[start]

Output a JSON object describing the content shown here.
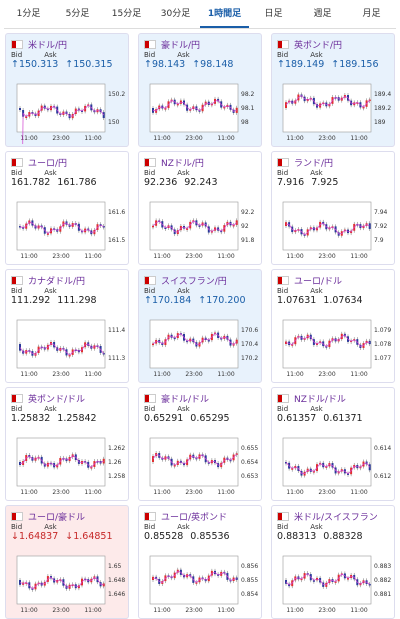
{
  "tabs": {
    "items": [
      "1分足",
      "5分足",
      "15分足",
      "30分足",
      "1時間足",
      "日足",
      "週足",
      "月足"
    ],
    "selected": 4
  },
  "cards": [
    {
      "name": "米ドル/円",
      "state": "up",
      "bid_label": "Bid",
      "ask_label": "Ask",
      "bid": "↑150.313",
      "ask": "↑150.315",
      "y_labels": [
        "150.2",
        "150"
      ],
      "x_labels": [
        "11:00",
        "23:00",
        "11:00"
      ]
    },
    {
      "name": "豪ドル/円",
      "state": "up",
      "bid_label": "Bid",
      "ask_label": "Ask",
      "bid": "↑98.143",
      "ask": "↑98.148",
      "y_labels": [
        "98.2",
        "98.1",
        "98"
      ],
      "x_labels": [
        "11:00",
        "23:00",
        "11:00"
      ]
    },
    {
      "name": "英ポンド/円",
      "state": "up",
      "bid_label": "Bid",
      "ask_label": "Ask",
      "bid": "↑189.149",
      "ask": "↑189.156",
      "y_labels": [
        "189.4",
        "189.2",
        "189"
      ],
      "x_labels": [
        "11:00",
        "23:00",
        "11:00"
      ]
    },
    {
      "name": "ユーロ/円",
      "state": "none",
      "bid_label": "Bid",
      "ask_label": "Ask",
      "bid": "161.782",
      "ask": "161.786",
      "y_labels": [
        "161.6",
        "161.5"
      ],
      "x_labels": [
        "11:00",
        "23:00",
        "11:00"
      ]
    },
    {
      "name": "NZドル/円",
      "state": "none",
      "bid_label": "Bid",
      "ask_label": "Ask",
      "bid": "92.236",
      "ask": "92.243",
      "y_labels": [
        "92.2",
        "92",
        "91.8"
      ],
      "x_labels": [
        "11:00",
        "23:00",
        "11:00"
      ]
    },
    {
      "name": "ランド/円",
      "state": "none",
      "bid_label": "Bid",
      "ask_label": "Ask",
      "bid": "7.916",
      "ask": "7.925",
      "y_labels": [
        "7.94",
        "7.92",
        "7.9"
      ],
      "x_labels": [
        "11:00",
        "23:00",
        "11:00"
      ]
    },
    {
      "name": "カナダドル/円",
      "state": "none",
      "bid_label": "Bid",
      "ask_label": "Ask",
      "bid": "111.292",
      "ask": "111.298",
      "y_labels": [
        "111.4",
        "111.3"
      ],
      "x_labels": [
        "11:00",
        "23:00",
        "11:00"
      ]
    },
    {
      "name": "スイスフラン/円",
      "state": "up",
      "bid_label": "Bid",
      "ask_label": "Ask",
      "bid": "↑170.184",
      "ask": "↑170.200",
      "y_labels": [
        "170.6",
        "170.4",
        "170.2"
      ],
      "x_labels": [
        "11:00",
        "23:00",
        "11:00"
      ]
    },
    {
      "name": "ユーロ/ドル",
      "state": "none",
      "bid_label": "Bid",
      "ask_label": "Ask",
      "bid": "1.07631",
      "ask": "1.07634",
      "y_labels": [
        "1.079",
        "1.078",
        "1.077"
      ],
      "x_labels": [
        "11:00",
        "23:00",
        "11:00"
      ]
    },
    {
      "name": "英ポンド/ドル",
      "state": "none",
      "bid_label": "Bid",
      "ask_label": "Ask",
      "bid": "1.25832",
      "ask": "1.25842",
      "y_labels": [
        "1.262",
        "1.26",
        "1.258"
      ],
      "x_labels": [
        "11:00",
        "23:00",
        "11:00"
      ]
    },
    {
      "name": "豪ドル/ドル",
      "state": "none",
      "bid_label": "Bid",
      "ask_label": "Ask",
      "bid": "0.65291",
      "ask": "0.65295",
      "y_labels": [
        "0.655",
        "0.654",
        "0.653"
      ],
      "x_labels": [
        "11:00",
        "23:00",
        "11:00"
      ]
    },
    {
      "name": "NZドル/ドル",
      "state": "none",
      "bid_label": "Bid",
      "ask_label": "Ask",
      "bid": "0.61357",
      "ask": "0.61371",
      "y_labels": [
        "0.614",
        "0.612"
      ],
      "x_labels": [
        "11:00",
        "23:00",
        "11:00"
      ]
    },
    {
      "name": "ユーロ/豪ドル",
      "state": "down",
      "bid_label": "Bid",
      "ask_label": "Ask",
      "bid": "↓1.64837",
      "ask": "↓1.64851",
      "y_labels": [
        "1.65",
        "1.648",
        "1.646"
      ],
      "x_labels": [
        "11:00",
        "23:00",
        "11:00"
      ]
    },
    {
      "name": "ユーロ/英ポンド",
      "state": "none",
      "bid_label": "Bid",
      "ask_label": "Ask",
      "bid": "0.85528",
      "ask": "0.85536",
      "y_labels": [
        "0.856",
        "0.855",
        "0.854"
      ],
      "x_labels": [
        "11:00",
        "23:00",
        "11:00"
      ]
    },
    {
      "name": "米ドル/スイスフラン",
      "state": "none",
      "bid_label": "Bid",
      "ask_label": "Ask",
      "bid": "0.88313",
      "ask": "0.88328",
      "y_labels": [
        "0.883",
        "0.882",
        "0.881"
      ],
      "x_labels": [
        "11:00",
        "23:00",
        "11:00"
      ]
    }
  ]
}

[end]

> [Task instructions]
Go through the entries above and print each one exactly, minus the pictures.

> [Reply to the exercise]
Output a JSON object describing the content shown here.
{
  "tabs": {
    "items": [
      "1分足",
      "5分足",
      "15分足",
      "30分足",
      "1時間足",
      "日足",
      "週足",
      "月足"
    ],
    "selected": 4
  },
  "cards": [
    {
      "name": "米ドル/円",
      "state": "up",
      "bid_label": "Bid",
      "ask_label": "Ask",
      "bid": "↑150.313",
      "ask": "↑150.315",
      "y_labels": [
        "150.2",
        "150"
      ],
      "x_labels": [
        "11:00",
        "23:00",
        "11:00"
      ]
    },
    {
      "name": "豪ドル/円",
      "state": "up",
      "bid_label": "Bid",
      "ask_label": "Ask",
      "bid": "↑98.143",
      "ask": "↑98.148",
      "y_labels": [
        "98.2",
        "98.1",
        "98"
      ],
      "x_labels": [
        "11:00",
        "23:00",
        "11:00"
      ]
    },
    {
      "name": "英ポンド/円",
      "state": "up",
      "bid_label": "Bid",
      "ask_label": "Ask",
      "bid": "↑189.149",
      "ask": "↑189.156",
      "y_labels": [
        "189.4",
        "189.2",
        "189"
      ],
      "x_labels": [
        "11:00",
        "23:00",
        "11:00"
      ]
    },
    {
      "name": "ユーロ/円",
      "state": "none",
      "bid_label": "Bid",
      "ask_label": "Ask",
      "bid": "161.782",
      "ask": "161.786",
      "y_labels": [
        "161.6",
        "161.5"
      ],
      "x_labels": [
        "11:00",
        "23:00",
        "11:00"
      ]
    },
    {
      "name": "NZドル/円",
      "state": "none",
      "bid_label": "Bid",
      "ask_label": "Ask",
      "bid": "92.236",
      "ask": "92.243",
      "y_labels": [
        "92.2",
        "92",
        "91.8"
      ],
      "x_labels": [
        "11:00",
        "23:00",
        "11:00"
      ]
    },
    {
      "name": "ランド/円",
      "state": "none",
      "bid_label": "Bid",
      "ask_label": "Ask",
      "bid": "7.916",
      "ask": "7.925",
      "y_labels": [
        "7.94",
        "7.92",
        "7.9"
      ],
      "x_labels": [
        "11:00",
        "23:00",
        "11:00"
      ]
    },
    {
      "name": "カナダドル/円",
      "state": "none",
      "bid_label": "Bid",
      "ask_label": "Ask",
      "bid": "111.292",
      "ask": "111.298",
      "y_labels": [
        "111.4",
        "111.3"
      ],
      "x_labels": [
        "11:00",
        "23:00",
        "11:00"
      ]
    },
    {
      "name": "スイスフラン/円",
      "state": "up",
      "bid_label": "Bid",
      "ask_label": "Ask",
      "bid": "↑170.184",
      "ask": "↑170.200",
      "y_labels": [
        "170.6",
        "170.4",
        "170.2"
      ],
      "x_labels": [
        "11:00",
        "23:00",
        "11:00"
      ]
    },
    {
      "name": "ユーロ/ドル",
      "state": "none",
      "bid_label": "Bid",
      "ask_label": "Ask",
      "bid": "1.07631",
      "ask": "1.07634",
      "y_labels": [
        "1.079",
        "1.078",
        "1.077"
      ],
      "x_labels": [
        "11:00",
        "23:00",
        "11:00"
      ]
    },
    {
      "name": "英ポンド/ドル",
      "state": "none",
      "bid_label": "Bid",
      "ask_label": "Ask",
      "bid": "1.25832",
      "ask": "1.25842",
      "y_labels": [
        "1.262",
        "1.26",
        "1.258"
      ],
      "x_labels": [
        "11:00",
        "23:00",
        "11:00"
      ]
    },
    {
      "name": "豪ドル/ドル",
      "state": "none",
      "bid_label": "Bid",
      "ask_label": "Ask",
      "bid": "0.65291",
      "ask": "0.65295",
      "y_labels": [
        "0.655",
        "0.654",
        "0.653"
      ],
      "x_labels": [
        "11:00",
        "23:00",
        "11:00"
      ]
    },
    {
      "name": "NZドル/ドル",
      "state": "none",
      "bid_label": "Bid",
      "ask_label": "Ask",
      "bid": "0.61357",
      "ask": "0.61371",
      "y_labels": [
        "0.614",
        "0.612"
      ],
      "x_labels": [
        "11:00",
        "23:00",
        "11:00"
      ]
    },
    {
      "name": "ユーロ/豪ドル",
      "state": "down",
      "bid_label": "Bid",
      "ask_label": "Ask",
      "bid": "↓1.64837",
      "ask": "↓1.64851",
      "y_labels": [
        "1.65",
        "1.648",
        "1.646"
      ],
      "x_labels": [
        "11:00",
        "23:00",
        "11:00"
      ]
    },
    {
      "name": "ユーロ/英ポンド",
      "state": "none",
      "bid_label": "Bid",
      "ask_label": "Ask",
      "bid": "0.85528",
      "ask": "0.85536",
      "y_labels": [
        "0.856",
        "0.855",
        "0.854"
      ],
      "x_labels": [
        "11:00",
        "23:00",
        "11:00"
      ]
    },
    {
      "name": "米ドル/スイスフラン",
      "state": "none",
      "bid_label": "Bid",
      "ask_label": "Ask",
      "bid": "0.88313",
      "ask": "0.88328",
      "y_labels": [
        "0.883",
        "0.882",
        "0.881"
      ],
      "x_labels": [
        "11:00",
        "23:00",
        "11:00"
      ]
    }
  ]
}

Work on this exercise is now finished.